**Your task:** Drop every picture and give the entries back exactly.

----- Data supplied -----

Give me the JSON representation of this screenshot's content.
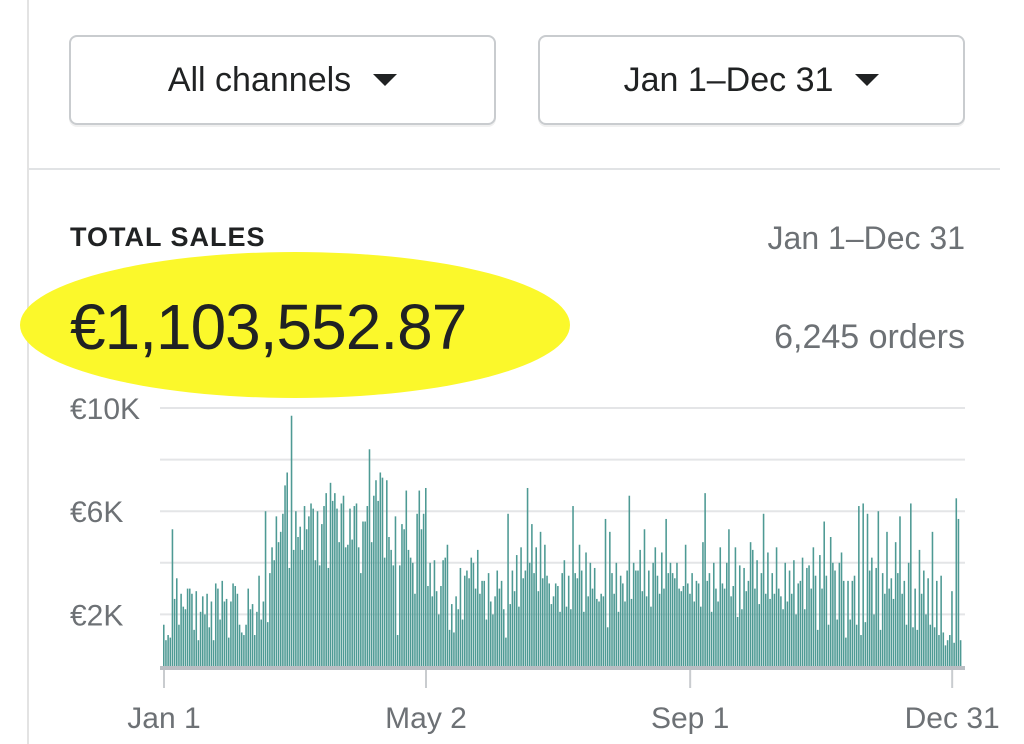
{
  "filters": {
    "channels_label": "All channels",
    "date_label": "Jan 1–Dec 31"
  },
  "summary": {
    "title": "TOTAL SALES",
    "date_range": "Jan 1–Dec 31",
    "total": "€1,103,552.87",
    "orders": "6,245 orders",
    "highlight_color": "#fbf82b"
  },
  "chart_data": {
    "type": "bar",
    "title": "",
    "xlabel": "",
    "ylabel": "",
    "ylim": [
      0,
      10000
    ],
    "y_ticks": [
      "€2K",
      "€6K",
      "€10K"
    ],
    "y_tick_values": [
      2000,
      6000,
      10000
    ],
    "x_tick_labels": [
      "Jan 1",
      "May 2",
      "Sep 1",
      "Dec 31"
    ],
    "x_tick_days": [
      1,
      122,
      244,
      365
    ],
    "bar_color": "#4e9a94",
    "series": [
      {
        "values": [
          1600,
          1000,
          1200,
          1100,
          5300,
          2600,
          3400,
          1600,
          2800,
          2300,
          2200,
          3000,
          3000,
          2800,
          1400,
          2900,
          1000,
          2100,
          2700,
          2000,
          2800,
          1500,
          2500,
          1000,
          3200,
          3000,
          1800,
          3300,
          2500,
          2600,
          1100,
          2500,
          3200,
          3100,
          2800,
          1600,
          1300,
          1200,
          1600,
          3000,
          2200,
          2400,
          1200,
          2100,
          3500,
          1800,
          2500,
          6000,
          1700,
          3600,
          4600,
          4100,
          5800,
          4800,
          5200,
          5900,
          7000,
          7500,
          3800,
          9700,
          4500,
          6000,
          5000,
          5400,
          4500,
          6200,
          5300,
          5800,
          6300,
          6100,
          4100,
          6000,
          3900,
          5500,
          6200,
          6700,
          3800,
          7100,
          6400,
          6700,
          6100,
          4800,
          6300,
          6600,
          4600,
          4700,
          6100,
          4900,
          6200,
          6300,
          4600,
          3600,
          5600,
          5600,
          6200,
          8400,
          4800,
          6600,
          7200,
          6400,
          7500,
          7300,
          4200,
          7200,
          5000,
          4500,
          3900,
          5800,
          1200,
          3900,
          5500,
          5300,
          6800,
          4500,
          4200,
          4000,
          2800,
          5900,
          6800,
          5300,
          5900,
          6900,
          3100,
          4000,
          2700,
          4100,
          2900,
          2000,
          3100,
          4100,
          4200,
          4700,
          1400,
          2400,
          1300,
          2700,
          2200,
          3800,
          1800,
          3500,
          3700,
          3400,
          4200,
          4000,
          3000,
          4500,
          2800,
          3300,
          3300,
          1800,
          3600,
          2500,
          2000,
          2700,
          3700,
          3000,
          3300,
          2200,
          1100,
          5900,
          2400,
          3700,
          2900,
          4300,
          2300,
          4600,
          3400,
          3700,
          6900,
          4000,
          5500,
          3600,
          4600,
          2900,
          5200,
          3400,
          4700,
          3500,
          3200,
          2400,
          2700,
          3200,
          3100,
          2100,
          3600,
          4100,
          2300,
          3500,
          2200,
          6200,
          3600,
          3400,
          4700,
          3700,
          2100,
          4400,
          2700,
          4000,
          3000,
          3800,
          2600,
          2500,
          2800,
          2700,
          5700,
          1500,
          5200,
          3600,
          2800,
          4000,
          2100,
          3500,
          3200,
          2500,
          3700,
          6600,
          2600,
          4000,
          3700,
          3700,
          4500,
          2900,
          5300,
          2700,
          3700,
          2300,
          4000,
          4600,
          3500,
          2800,
          4400,
          3000,
          5700,
          3600,
          4000,
          3600,
          3400,
          4000,
          3000,
          2900,
          3100,
          4700,
          3200,
          2800,
          3600,
          2500,
          3300,
          3200,
          2300,
          4800,
          6700,
          3300,
          3600,
          2100,
          4000,
          3000,
          2500,
          4600,
          3200,
          3000,
          4000,
          5300,
          2700,
          3100,
          4600,
          1900,
          3900,
          2200,
          3800,
          2900,
          3300,
          4800,
          4500,
          3000,
          4100,
          2400,
          3600,
          5900,
          2800,
          4400,
          2600,
          3600,
          2800,
          4600,
          3000,
          2700,
          2200,
          4000,
          2500,
          3700,
          2800,
          4100,
          2000,
          3200,
          3300,
          4200,
          2200,
          3800,
          3900,
          3000,
          4600,
          3500,
          1400,
          4300,
          3000,
          5600,
          3500,
          1600,
          5000,
          4000,
          3700,
          1800,
          4000,
          4400,
          3300,
          1100,
          3300,
          1800,
          3300,
          3500,
          1600,
          6200,
          1200,
          6300,
          1700,
          5900,
          3700,
          4200,
          2000,
          3800,
          6000,
          1400,
          3600,
          2800,
          5200,
          3000,
          3400,
          2600,
          4800,
          3600,
          5800,
          2800,
          3300,
          1600,
          4000,
          6300,
          1500,
          3000,
          1400,
          4500,
          2800,
          3700,
          2000,
          3400,
          1600,
          5200,
          1500,
          3300,
          1200,
          3500,
          1300,
          800,
          1000,
          1200,
          2900,
          900,
          6500,
          5700,
          1000
        ]
      }
    ]
  }
}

-----

**Problem solution:**
Give me the JSON representation of this screenshot's content.
{
  "filters": {
    "channels_label": "All channels",
    "date_label": "Jan 1–Dec 31"
  },
  "summary": {
    "title": "TOTAL SALES",
    "date_range": "Jan 1–Dec 31",
    "total": "€1,103,552.87",
    "orders": "6,245 orders",
    "highlight_color": "#fbf82b"
  },
  "chart_data": {
    "type": "bar",
    "title": "",
    "xlabel": "",
    "ylabel": "",
    "ylim": [
      0,
      10000
    ],
    "y_ticks": [
      "€2K",
      "€6K",
      "€10K"
    ],
    "y_tick_values": [
      2000,
      6000,
      10000
    ],
    "x_tick_labels": [
      "Jan 1",
      "May 2",
      "Sep 1",
      "Dec 31"
    ],
    "x_tick_days": [
      1,
      122,
      244,
      365
    ],
    "bar_color": "#4e9a94",
    "series": [
      {
        "values": [
          1600,
          1000,
          1200,
          1100,
          5300,
          2600,
          3400,
          1600,
          2800,
          2300,
          2200,
          3000,
          3000,
          2800,
          1400,
          2900,
          1000,
          2100,
          2700,
          2000,
          2800,
          1500,
          2500,
          1000,
          3200,
          3000,
          1800,
          3300,
          2500,
          2600,
          1100,
          2500,
          3200,
          3100,
          2800,
          1600,
          1300,
          1200,
          1600,
          3000,
          2200,
          2400,
          1200,
          2100,
          3500,
          1800,
          2500,
          6000,
          1700,
          3600,
          4600,
          4100,
          5800,
          4800,
          5200,
          5900,
          7000,
          7500,
          3800,
          9700,
          4500,
          6000,
          5000,
          5400,
          4500,
          6200,
          5300,
          5800,
          6300,
          6100,
          4100,
          6000,
          3900,
          5500,
          6200,
          6700,
          3800,
          7100,
          6400,
          6700,
          6100,
          4800,
          6300,
          6600,
          4600,
          4700,
          6100,
          4900,
          6200,
          6300,
          4600,
          3600,
          5600,
          5600,
          6200,
          8400,
          4800,
          6600,
          7200,
          6400,
          7500,
          7300,
          4200,
          7200,
          5000,
          4500,
          3900,
          5800,
          1200,
          3900,
          5500,
          5300,
          6800,
          4500,
          4200,
          4000,
          2800,
          5900,
          6800,
          5300,
          5900,
          6900,
          3100,
          4000,
          2700,
          4100,
          2900,
          2000,
          3100,
          4100,
          4200,
          4700,
          1400,
          2400,
          1300,
          2700,
          2200,
          3800,
          1800,
          3500,
          3700,
          3400,
          4200,
          4000,
          3000,
          4500,
          2800,
          3300,
          3300,
          1800,
          3600,
          2500,
          2000,
          2700,
          3700,
          3000,
          3300,
          2200,
          1100,
          5900,
          2400,
          3700,
          2900,
          4300,
          2300,
          4600,
          3400,
          3700,
          6900,
          4000,
          5500,
          3600,
          4600,
          2900,
          5200,
          3400,
          4700,
          3500,
          3200,
          2400,
          2700,
          3200,
          3100,
          2100,
          3600,
          4100,
          2300,
          3500,
          2200,
          6200,
          3600,
          3400,
          4700,
          3700,
          2100,
          4400,
          2700,
          4000,
          3000,
          3800,
          2600,
          2500,
          2800,
          2700,
          5700,
          1500,
          5200,
          3600,
          2800,
          4000,
          2100,
          3500,
          3200,
          2500,
          3700,
          6600,
          2600,
          4000,
          3700,
          3700,
          4500,
          2900,
          5300,
          2700,
          3700,
          2300,
          4000,
          4600,
          3500,
          2800,
          4400,
          3000,
          5700,
          3600,
          4000,
          3600,
          3400,
          4000,
          3000,
          2900,
          3100,
          4700,
          3200,
          2800,
          3600,
          2500,
          3300,
          3200,
          2300,
          4800,
          6700,
          3300,
          3600,
          2100,
          4000,
          3000,
          2500,
          4600,
          3200,
          3000,
          4000,
          5300,
          2700,
          3100,
          4600,
          1900,
          3900,
          2200,
          3800,
          2900,
          3300,
          4800,
          4500,
          3000,
          4100,
          2400,
          3600,
          5900,
          2800,
          4400,
          2600,
          3600,
          2800,
          4600,
          3000,
          2700,
          2200,
          4000,
          2500,
          3700,
          2800,
          4100,
          2000,
          3200,
          3300,
          4200,
          2200,
          3800,
          3900,
          3000,
          4600,
          3500,
          1400,
          4300,
          3000,
          5600,
          3500,
          1600,
          5000,
          4000,
          3700,
          1800,
          4000,
          4400,
          3300,
          1100,
          3300,
          1800,
          3300,
          3500,
          1600,
          6200,
          1200,
          6300,
          1700,
          5900,
          3700,
          4200,
          2000,
          3800,
          6000,
          1400,
          3600,
          2800,
          5200,
          3000,
          3400,
          2600,
          4800,
          3600,
          5800,
          2800,
          3300,
          1600,
          4000,
          6300,
          1500,
          3000,
          1400,
          4500,
          2800,
          3700,
          2000,
          3400,
          1600,
          5200,
          1500,
          3300,
          1200,
          3500,
          1300,
          800,
          1000,
          1200,
          2900,
          900,
          6500,
          5700,
          1000
        ]
      }
    ]
  }
}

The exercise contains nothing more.